WRITTEN REQUEST =
Pick out every line that holds the string "организациям" and copy it.

Part of a data file
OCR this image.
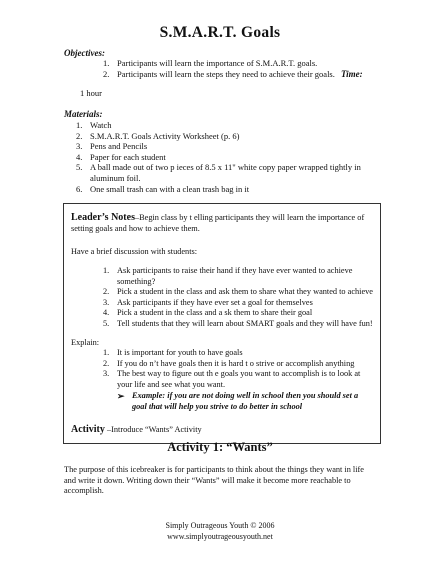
S.M.A.R.T. Goals
Objectives:
1. Participants will learn the importance of S.M.A.R.T. goals.
2. Participants will learn the steps they need to achieve their goals. Time:
1 hour
Materials:
1. Watch
2. S.M.A.R.T. Goals Activity Worksheet (p. 6)
3. Pens and Pencils
4. Paper for each student
5. A ball made out of two p ieces of 8.5 x 11" white copy paper wrapped tightly in aluminum foil.
6. One small trash can with a clean trash bag in it
Leader’s Notes–Begin class by t elling participants they will learn the importance of setting goals and how to achieve them.
Have a brief discussion with students:
1. Ask participants to raise their hand if they have ever wanted to achieve something?
2. Pick a student in the class and ask them to share what they wanted to achieve
3. Ask participants if they have ever set a goal for themselves
4. Pick a student in the class and a sk them to share their goal
5. Tell students that they will learn about SMART goals and they will have fun!
Explain:
1. It is important for youth to have goals
2. If you do n’t have goals then it is hard t o strive or accomplish anything
3. The best way to figure out th e goals you want to accomplish is to look at your life and see what you want.
➢ Example: if you are not doing well in school then you should set a goal that will help you strive to do better in school
Activity –Introduce “Wants” Activity
Activity 1: “Wants”
The purpose of this icebreaker is for participants to think about the things they want in life and write it down. Writing down their “Wants” will make it become more reachable to accomplish.
Simply Outrageous Youth © 2006
www.simplyoutrageousyouth.net
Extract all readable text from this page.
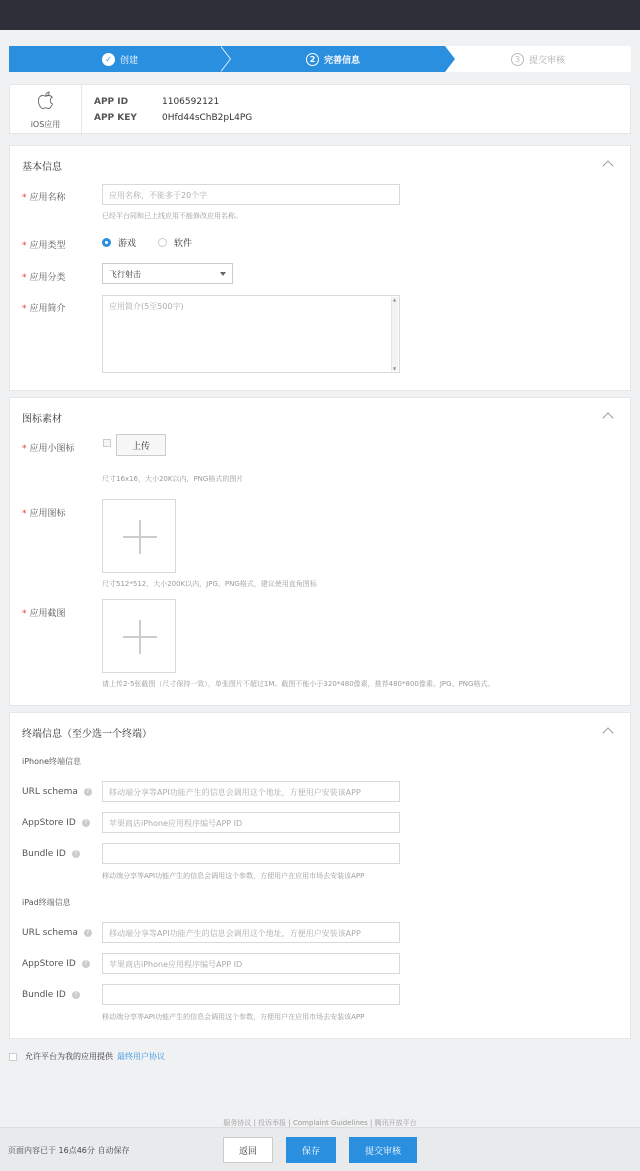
✓ 创建	2 完善信息	3 提交审核
iOS应用
APP ID	1106592121
APP KEY	0Hfd44sChB2pL4PG
基本信息
* 应用名称	应用名称，不能多于20个字
已经平台同和已上线应用不能修改应用名称。
* 应用类型	游戏	软件
* 应用分类	飞行射击
* 应用简介	应用简介(5至500字)
▲ ▼
图标素材
* 应用小图标	上传
尺寸16x16，大小20K以内，PNG格式的图片
* 应用图标
尺寸512*512，大小200K以内，JPG、PNG格式，建议使用直角图标
* 应用截图
请上传2-5张截图（尺寸保持一致），单张图片不超过1M。截图不能小于320*480像素，推荐480*800像素。JPG、PNG格式。
终端信息（至少选一个终端）
iPhone终端信息
URL schema ?	移动端分享等API功能产生的信息会调用这个地址，方便用户安装该APP
AppStore ID ?	苹果商店iPhone应用程序编号APP ID
Bundle ID ?
移动端分享等API功能产生的信息会调用这个参数，方便用户在应用市场去安装该APP
iPad终端信息
URL schema ?	移动端分享等API功能产生的信息会调用这个地址，方便用户安装该APP
AppStore ID ?	苹果商店iPhone应用程序编号APP ID
Bundle ID ?
移动端分享等API功能产生的信息会调用这个参数，方便用户在应用市场去安装该APP
允许平台为我的应用提供 最终用户协议
服务协议 | 投诉举报 | Complaint Guidelines | 腾讯开放平台
页面内容已于 16点46分 自动保存	返回	保存	提交审核
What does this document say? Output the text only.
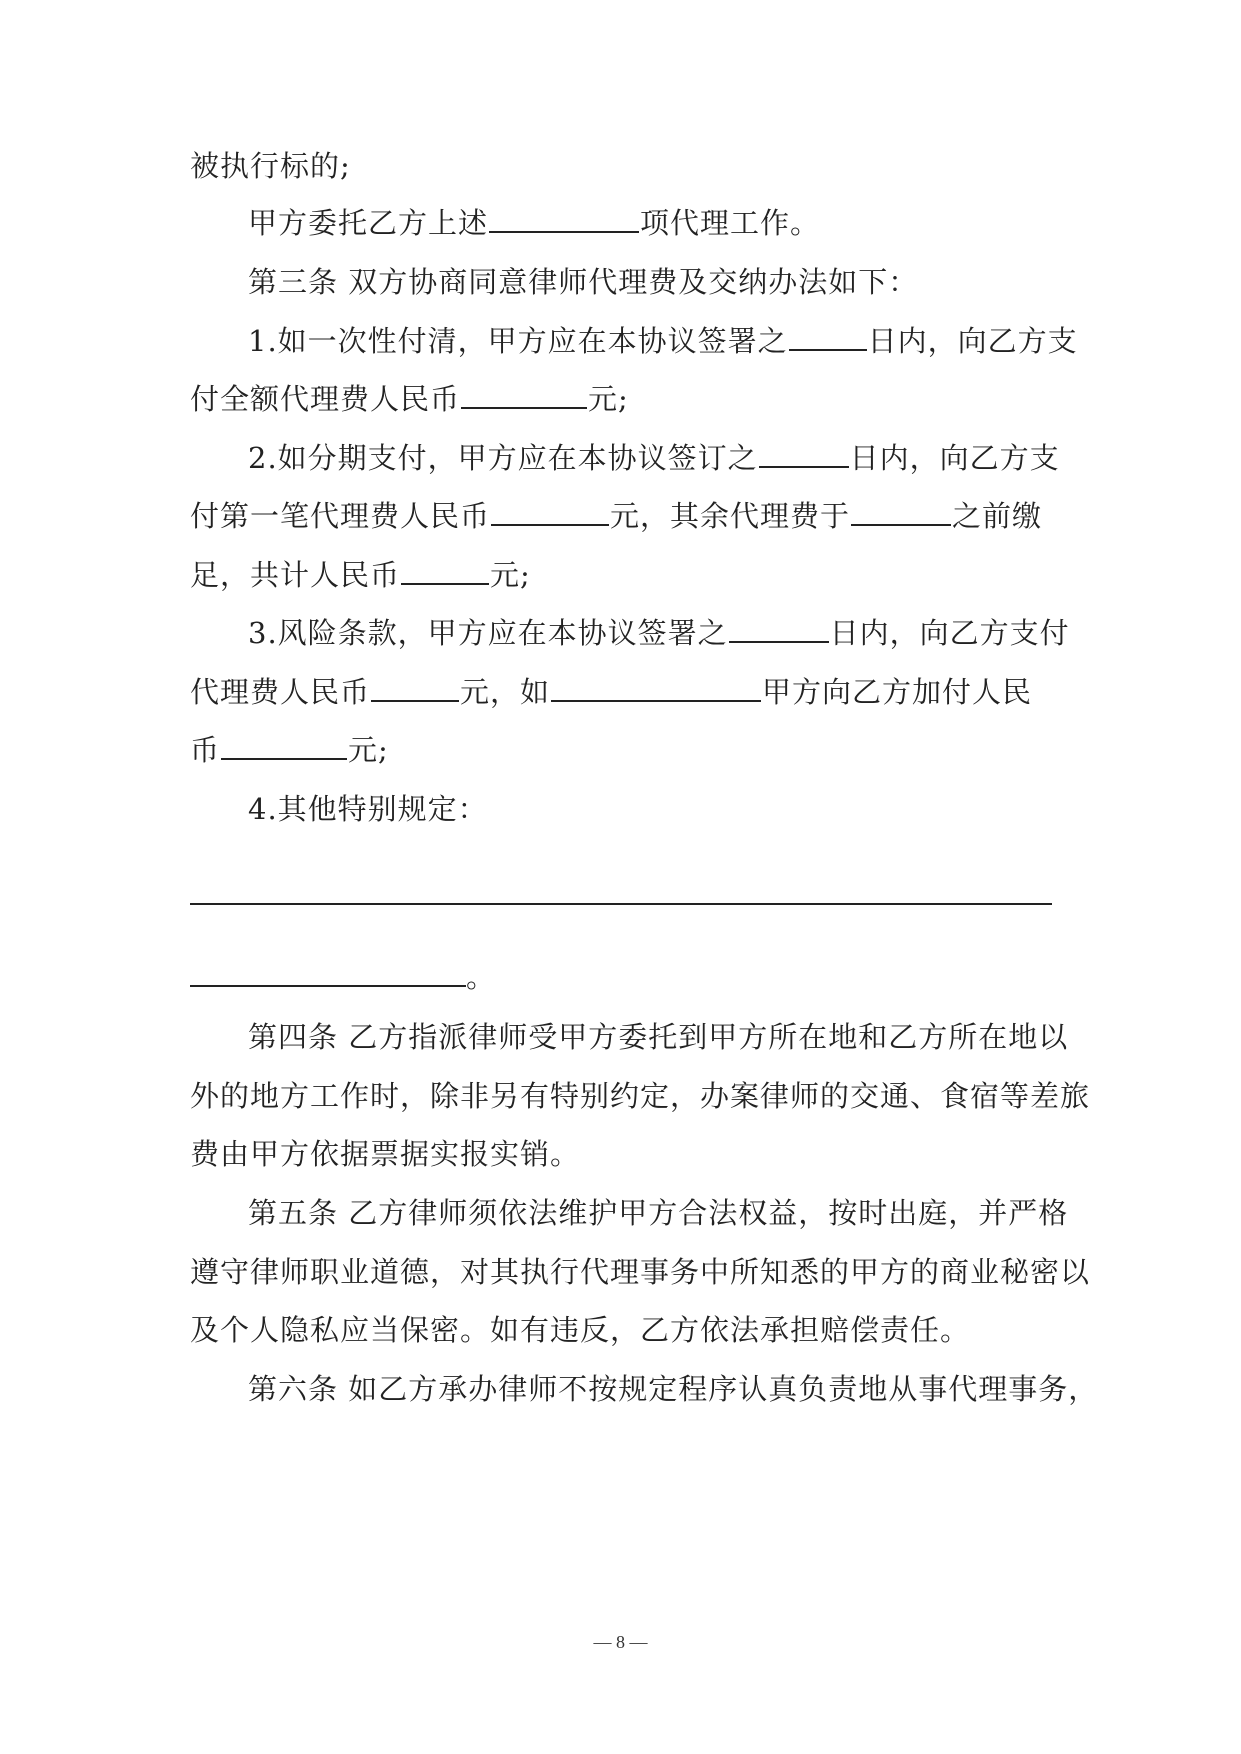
被执行标的;
甲方委托乙方上述	项代理工作。
第三条 双方协商同意律师代理费及交纳办法如下：
1.如一次性付清，甲方应在本协议签署之	日内，向乙方支
付全额代理费人民币	元;
2.如分期支付，甲方应在本协议签订之	日内，向乙方支
付第一笔代理费人民币	元，其余代理费于	之前缴
足，共计人民币	元;
3.风险条款，甲方应在本协议签署之	日内，向乙方支付
代理费人民币	元，如	甲方向乙方加付人民
币	元;
4.其他特别规定：
。
第四条 乙方指派律师受甲方委托到甲方所在地和乙方所在地以
外的地方工作时，除非另有特别约定，办案律师的交通、食宿等差旅
费由甲方依据票据实报实销。
第五条 乙方律师须依法维护甲方合法权益，按时出庭，并严格
遵守律师职业道德，对其执行代理事务中所知悉的甲方的商业秘密以
及个人隐私应当保密。如有违反，乙方依法承担赔偿责任。
第六条 如乙方承办律师不按规定程序认真负责地从事代理事务，
— 8 —
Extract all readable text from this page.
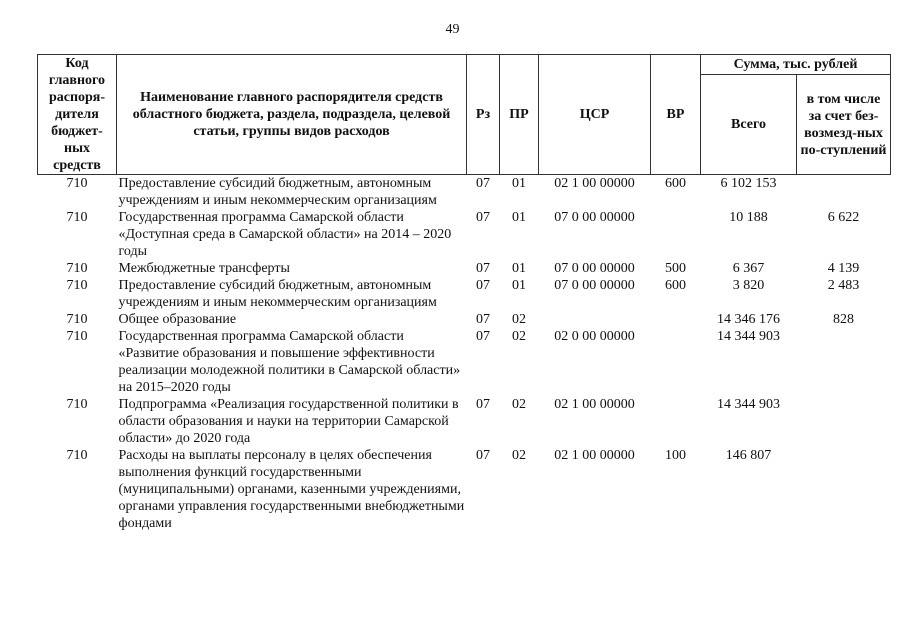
49
Код главного распоря-дителя бюджет-ных средств	Наименование главного распорядителя средств областного бюджета, раздела, подраздела, целевой статьи, группы видов расходов	Рз	ПР	ЦСР	ВР	Сумма, тыс. рублей	
						Всего	в том числе за счет без-возмезд-ных по-ступлений
710	Предоставление субсидий бюджетным, автономным учреждениям и иным некоммерческим организациям	07	01	02 1 00 00000	600	6 102 153	
710	Государственная программа Самарской области «Доступная среда в Самарской области» на 2014 – 2020 годы	07	01	07 0 00 00000		10 188	6 622
710	Межбюджетные трансферты	07	01	07 0 00 00000	500	6 367	4 139
710	Предоставление субсидий бюджетным, автономным учреждениям и иным некоммерческим организациям	07	01	07 0 00 00000	600	3 820	2 483
710	Общее образование	07	02			14 346 176	828
710	Государственная программа Самарской области «Развитие образования и повышение эффективности реализации молодежной политики в Самарской области» на 2015–2020 годы	07	02	02 0 00 00000		14 344 903	
710	Подпрограмма «Реализация государственной политики в области образования и науки на территории Самарской области» до 2020 года	07	02	02 1 00 00000		14 344 903	
710	Расходы на выплаты персоналу в целях обеспечения выполнения функций государственными (муниципальными) органами, казенными учреждениями, органами управления государственными внебюджетными фондами	07	02	02 1 00 00000	100	146 807	
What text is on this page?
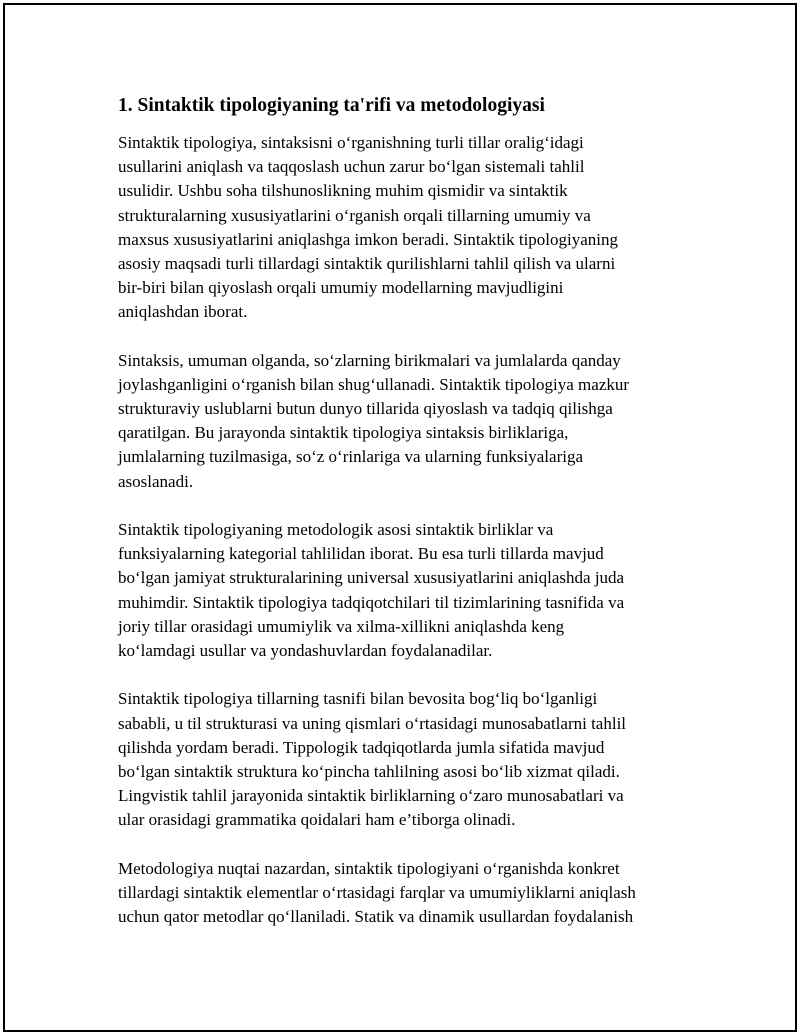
1. Sintaktik tipologiyaning ta'rifi va metodologiyasi
Sintaktik tipologiya, sintaksisni o‘rganishning turli tillar oralig‘idagi
usullarini aniqlash va taqqoslash uchun zarur bo‘lgan sistemali tahlil
usulidir. Ushbu soha tilshunoslikning muhim qismidir va sintaktik
strukturalarning xususiyatlarini o‘rganish orqali tillarning umumiy va
maxsus xususiyatlarini aniqlashga imkon beradi. Sintaktik tipologiyaning
asosiy maqsadi turli tillardagi sintaktik qurilishlarni tahlil qilish va ularni
bir-biri bilan qiyoslash orqali umumiy modellarning mavjudligini
aniqlashdan iborat.
Sintaksis, umuman olganda, so‘zlarning birikmalari va jumlalarda qanday
joylashganligini o‘rganish bilan shug‘ullanadi. Sintaktik tipologiya mazkur
strukturaviy uslublarni butun dunyo tillarida qiyoslash va tadqiq qilishga
qaratilgan. Bu jarayonda sintaktik tipologiya sintaksis birliklariga,
jumlalarning tuzilmasiga, so‘z o‘rinlariga va ularning funksiyalariga
asoslanadi.
Sintaktik tipologiyaning metodologik asosi sintaktik birliklar va
funksiyalarning kategorial tahlilidan iborat. Bu esa turli tillarda mavjud
bo‘lgan jamiyat strukturalarining universal xususiyatlarini aniqlashda juda
muhimdir. Sintaktik tipologiya tadqiqotchilari til tizimlarining tasnifida va
joriy tillar orasidagi umumiylik va xilma-xillikni aniqlashda keng
ko‘lamdagi usullar va yondashuvlardan foydalanadilar.
Sintaktik tipologiya tillarning tasnifi bilan bevosita bog‘liq bo‘lganligi
sababli, u til strukturasi va uning qismlari o‘rtasidagi munosabatlarni tahlil
qilishda yordam beradi. Tippologik tadqiqotlarda jumla sifatida mavjud
bo‘lgan sintaktik struktura ko‘pincha tahlilning asosi bo‘lib xizmat qiladi.
Lingvistik tahlil jarayonida sintaktik birliklarning o‘zaro munosabatlari va
ular orasidagi grammatika qoidalari ham e’tiborga olinadi.
Metodologiya nuqtai nazardan, sintaktik tipologiyani o‘rganishda konkret
tillardagi sintaktik elementlar o‘rtasidagi farqlar va umumiyliklarni aniqlash
uchun qator metodlar qo‘llaniladi. Statik va dinamik usullardan foydalanish
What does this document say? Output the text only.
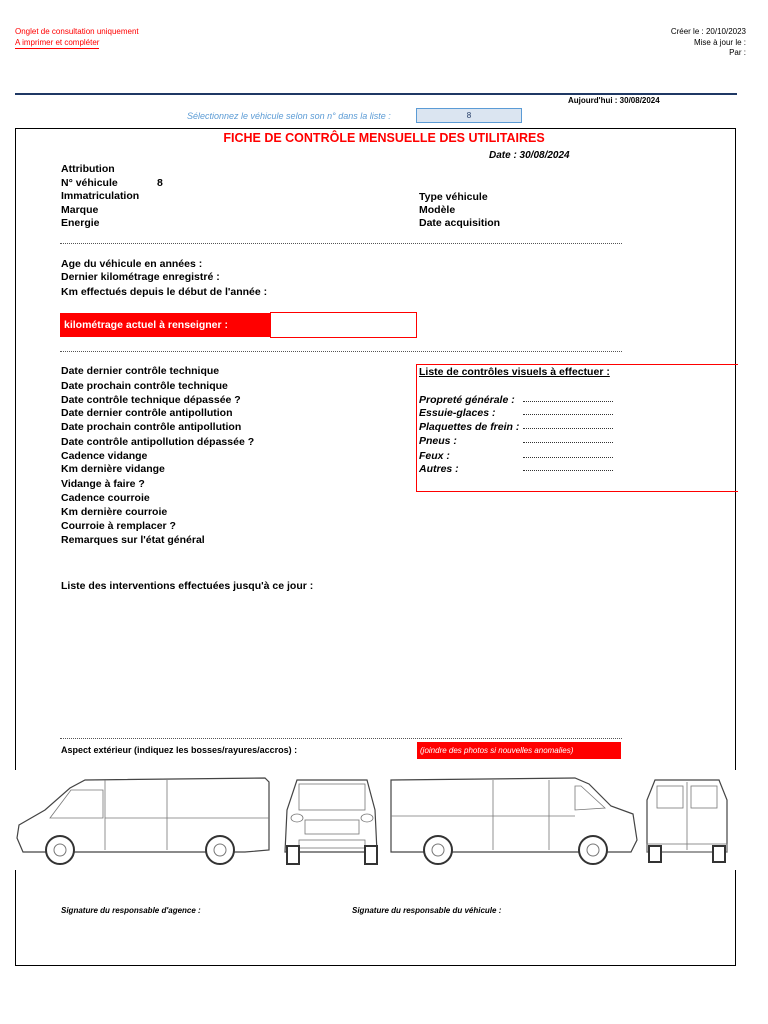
Onglet de consultation uniquement
A imprimer et compléter
Créer le : 20/10/2023
Mise à jour le :
Par :
Aujourd'hui : 30/08/2024
Sélectionnez le véhicule selon son n° dans la liste :	8
FICHE DE CONTRÔLE MENSUELLE DES UTILITAIRES
Date : 30/08/2024
Attribution
N° véhicule	8
Immatriculation
Marque
Energie
Type véhicule
Modèle
Date acquisition
Age du véhicule en années :
Dernier kilométrage enregistré :
Km effectués depuis le début de l'année :
kilométrage actuel à renseigner :
Date dernier contrôle technique
Date prochain contrôle technique
Date contrôle technique dépassée ?
Date dernier contrôle antipollution
Date prochain contrôle antipollution
Date contrôle antipollution dépassée ?
Cadence vidange
Km dernière vidange
Vidange à faire ?
Cadence courroie
Km dernière courroie
Courroie à remplacer ?
Remarques sur l'état général
Liste de contrôles visuels à effectuer :
Propreté générale :
Essuie-glaces :
Plaquettes de frein :
Pneus :
Feux :
Autres :
Liste des interventions effectuées jusqu'à ce jour :
Aspect extérieur (indiquez les bosses/rayures/accros) :	(joindre des photos si nouvelles anomalies)
Signature du responsable d'agence :	Signature du responsable du véhicule :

TASK OUTPUT =
710	Предоставление субсидий бюджетным, автономным учреждениям и иным некоммерческим организациям	07	01	02 1 00 00000	600	6 102 153	
710	Предоставление субсидий бюджетным, автономным учреждениям и иным некоммерческим организациям	07	01	07 0 00 00000	600	3 820	2 483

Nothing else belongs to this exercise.